··· EXCERPTED RECORDS

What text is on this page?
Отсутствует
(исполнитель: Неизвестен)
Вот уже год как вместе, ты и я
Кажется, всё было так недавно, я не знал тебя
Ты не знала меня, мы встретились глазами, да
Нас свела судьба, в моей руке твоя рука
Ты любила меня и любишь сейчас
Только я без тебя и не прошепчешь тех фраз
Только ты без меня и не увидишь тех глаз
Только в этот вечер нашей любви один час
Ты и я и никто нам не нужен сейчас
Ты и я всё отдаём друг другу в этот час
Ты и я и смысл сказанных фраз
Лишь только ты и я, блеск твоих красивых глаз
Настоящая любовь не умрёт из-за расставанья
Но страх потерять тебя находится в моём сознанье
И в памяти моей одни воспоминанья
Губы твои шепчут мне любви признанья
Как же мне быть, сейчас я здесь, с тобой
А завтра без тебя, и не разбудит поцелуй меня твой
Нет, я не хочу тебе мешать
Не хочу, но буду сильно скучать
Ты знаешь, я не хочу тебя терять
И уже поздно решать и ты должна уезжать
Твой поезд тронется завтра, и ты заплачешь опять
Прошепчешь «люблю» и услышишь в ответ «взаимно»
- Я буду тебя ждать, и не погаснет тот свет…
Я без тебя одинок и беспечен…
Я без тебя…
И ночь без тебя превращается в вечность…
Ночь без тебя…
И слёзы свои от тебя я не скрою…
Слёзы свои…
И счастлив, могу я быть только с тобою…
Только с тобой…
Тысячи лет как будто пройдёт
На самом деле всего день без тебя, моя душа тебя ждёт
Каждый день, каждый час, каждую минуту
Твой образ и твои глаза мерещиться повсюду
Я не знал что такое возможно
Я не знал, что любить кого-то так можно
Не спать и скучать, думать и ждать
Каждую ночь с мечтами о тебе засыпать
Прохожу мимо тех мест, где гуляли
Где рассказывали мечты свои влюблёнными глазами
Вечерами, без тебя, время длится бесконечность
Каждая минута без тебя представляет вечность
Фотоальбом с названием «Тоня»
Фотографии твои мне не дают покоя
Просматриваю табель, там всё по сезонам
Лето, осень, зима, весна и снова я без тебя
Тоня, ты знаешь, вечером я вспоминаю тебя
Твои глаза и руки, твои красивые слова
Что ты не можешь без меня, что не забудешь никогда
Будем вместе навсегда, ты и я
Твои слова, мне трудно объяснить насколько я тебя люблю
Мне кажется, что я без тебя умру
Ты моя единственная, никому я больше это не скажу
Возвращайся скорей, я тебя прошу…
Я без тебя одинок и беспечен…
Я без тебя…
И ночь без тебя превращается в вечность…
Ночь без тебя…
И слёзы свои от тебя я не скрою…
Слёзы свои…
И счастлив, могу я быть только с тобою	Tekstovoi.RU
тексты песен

······

• WHAT THE EXERCISE ASKS: Select from the material above each line in which the string "хочу" appears, and list those lines.

• THE OUTPUT:
Нет, я не хочу тебе мешать
Не хочу, но буду сильно скучать
Ты знаешь, я не хочу тебя терять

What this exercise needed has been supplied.